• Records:

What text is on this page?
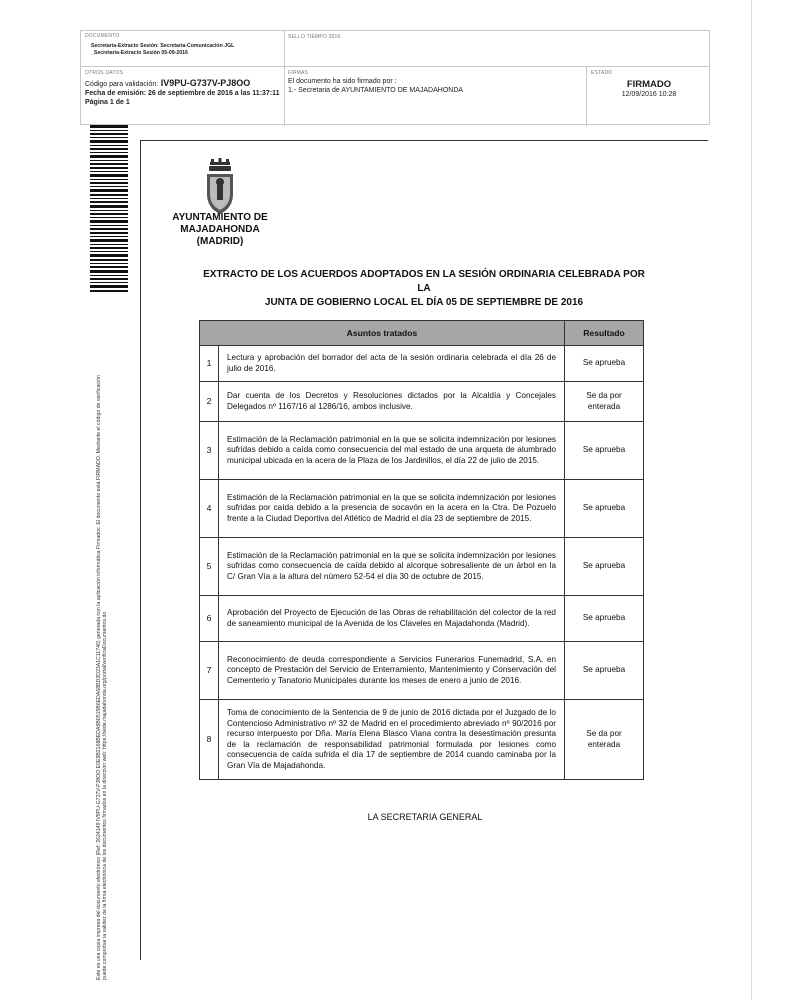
DOCUMENTO
Secretaría-Extracto Sesión: Secretaría-Comunicación JGL
_Secretaría-Extracto Sesión 05-09-2016
SELLO TIEMPO 2016
OTROS DATOS
Código para validación: IV9PU-G737V-PJ8OO
Fecha de emisión: 26 de septiembre de 2016 a las 11:37:11
Página 1 de 1
FIRMAS
El documento ha sido firmado por :
1.- Secretaria de AYUNTAMIENTO DE MAJADAHONDA
ESTADO
FIRMADO
12/09/2016 10:28
Este es una copia impresa del documento electrónico (Ref: 2624149 IV9PU-G737V-PJ8OO E0E9B2168BEDA9B0515B6EDA68BD2D23A1C11740) generada con la aplicación informática Firmadoc. El documento está FIRMADO. Mediante el código de verificación puede comprobar la validez de la firma electrónica de los documentos firmados en la dirección web: https://sede.majadahonda.org/portal/verificaDocumentos.do
AYUNTAMIENTO DE
MAJADAHONDA
(MADRID)
EXTRACTO DE LOS ACUERDOS ADOPTADOS EN LA SESIÓN ORDINARIA CELEBRADA POR LA
JUNTA DE GOBIERNO LOCAL EL DÍA 05 DE SEPTIEMBRE DE 2016
Asuntos tratados		Resultado
1	Lectura y aprobación del borrador del acta de la sesión ordinaria celebrada el día 26 de julio de 2016.	Se aprueba
2	Dar cuenta de los Decretos y Resoluciones dictados por la Alcaldía y Concejales Delegados nº 1167/16 al 1286/16, ambos inclusive.	Se da por enterada
3	Estimación de la Reclamación patrimonial en la que se solicita indemnización por lesiones sufridas debido a caída como consecuencia del mal estado de una arqueta de alumbrado municipal ubicada en la acera de la Plaza de los Jardinillos, el día 22 de julio de 2015.	Se aprueba
4	Estimación de la Reclamación patrimonial en la que se solicita indemnización por lesiones sufridas por caída debido a la presencia de socavón en la acera en la Ctra. De Pozuelo frente a la Ciudad Deportiva del Atlético de Madrid el día 23 de septiembre de 2015.	Se aprueba
5	Estimación de la Reclamación patrimonial en la que se solicita indemnización por lesiones sufridas como consecuencia de caída debido al alcorque sobresaliente de un árbol en la C/ Gran Vía a la altura del número 52-54 el día 30 de octubre de 2015.	Se aprueba
6	Aprobación del Proyecto de Ejecución de las Obras de rehabilitación del colector de la red de saneamiento municipal de la Avenida de los Claveles en Majadahonda (Madrid).	Se aprueba
7	Reconocimiento de deuda correspondiente a Servicios Funerarios Funemadrid, S.A. en concepto de Prestación del Servicio de Enterramiento, Mantenimiento y Conservación del Cementerio y Tanatorio Municipales durante los meses de enero a junio de 2016.	Se aprueba
8	Toma de conocimiento de la Sentencia de 9 de junio de 2016 dictada por el Juzgado de lo Contencioso Administrativo nº 32 de Madrid en el procedimiento abreviado nº 90/2016 por recurso interpuesto por Dña. María Elena Blasco Viana contra la desestimación presunta de la reclamación de responsabilidad patrimonial formulada por lesiones como consecuencia de caída sufrida el día 17 de septiembre de 2014 cuando caminaba por la Gran Vía de Majadahonda.	Se da por enterada
LA SECRETARIA GENERAL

• Exercise description: Using the records above, output their complete text exactly, minus any images.

• The result:
What text is on this page?
DOCUMENTO
Secretaría-Extracto Sesión: Secretaría-Comunicación JGL
_Secretaría-Extracto Sesión 05-09-2016
SELLO TIEMPO 2016
OTROS DATOS
Código para validación: IV9PU-G737V-PJ8OO
Fecha de emisión: 26 de septiembre de 2016 a las 11:37:11
Página 1 de 1
FIRMAS
El documento ha sido firmado por :
1.- Secretaria de AYUNTAMIENTO DE MAJADAHONDA
ESTADO
FIRMADO
12/09/2016 10:28
Este es una copia impresa del documento electrónico (Ref: 2624149 IV9PU-G737V-PJ8OO E0E9B2168BEDA9B0515B6EDA68BD2D23A1C11740) generada con la aplicación informática Firmadoc. El documento está FIRMADO. Mediante el código de verificación puede comprobar la validez de la firma electrónica de los documentos firmados en la dirección web: https://sede.majadahonda.org/portal/verificaDocumentos.do
AYUNTAMIENTO DE
MAJADAHONDA
(MADRID)
EXTRACTO DE LOS ACUERDOS ADOPTADOS EN LA SESIÓN ORDINARIA CELEBRADA POR LA
JUNTA DE GOBIERNO LOCAL EL DÍA 05 DE SEPTIEMBRE DE 2016
Asuntos tratados		Resultado
1	Lectura y aprobación del borrador del acta de la sesión ordinaria celebrada el día 26 de julio de 2016.	Se aprueba
2	Dar cuenta de los Decretos y Resoluciones dictados por la Alcaldía y Concejales Delegados nº 1167/16 al 1286/16, ambos inclusive.	Se da por enterada
3	Estimación de la Reclamación patrimonial en la que se solicita indemnización por lesiones sufridas debido a caída como consecuencia del mal estado de una arqueta de alumbrado municipal ubicada en la acera de la Plaza de los Jardinillos, el día 22 de julio de 2015.	Se aprueba
4	Estimación de la Reclamación patrimonial en la que se solicita indemnización por lesiones sufridas por caída debido a la presencia de socavón en la acera en la Ctra. De Pozuelo frente a la Ciudad Deportiva del Atlético de Madrid el día 23 de septiembre de 2015.	Se aprueba
5	Estimación de la Reclamación patrimonial en la que se solicita indemnización por lesiones sufridas como consecuencia de caída debido al alcorque sobresaliente de un árbol en la C/ Gran Vía a la altura del número 52-54 el día 30 de octubre de 2015.	Se aprueba
6	Aprobación del Proyecto de Ejecución de las Obras de rehabilitación del colector de la red de saneamiento municipal de la Avenida de los Claveles en Majadahonda (Madrid).	Se aprueba
7	Reconocimiento de deuda correspondiente a Servicios Funerarios Funemadrid, S.A. en concepto de Prestación del Servicio de Enterramiento, Mantenimiento y Conservación del Cementerio y Tanatorio Municipales durante los meses de enero a junio de 2016.	Se aprueba
8	Toma de conocimiento de la Sentencia de 9 de junio de 2016 dictada por el Juzgado de lo Contencioso Administrativo nº 32 de Madrid en el procedimiento abreviado nº 90/2016 por recurso interpuesto por Dña. María Elena Blasco Viana contra la desestimación presunta de la reclamación de responsabilidad patrimonial formulada por lesiones como consecuencia de caída sufrida el día 17 de septiembre de 2014 cuando caminaba por la Gran Vía de Majadahonda.	Se da por enterada
LA SECRETARIA GENERAL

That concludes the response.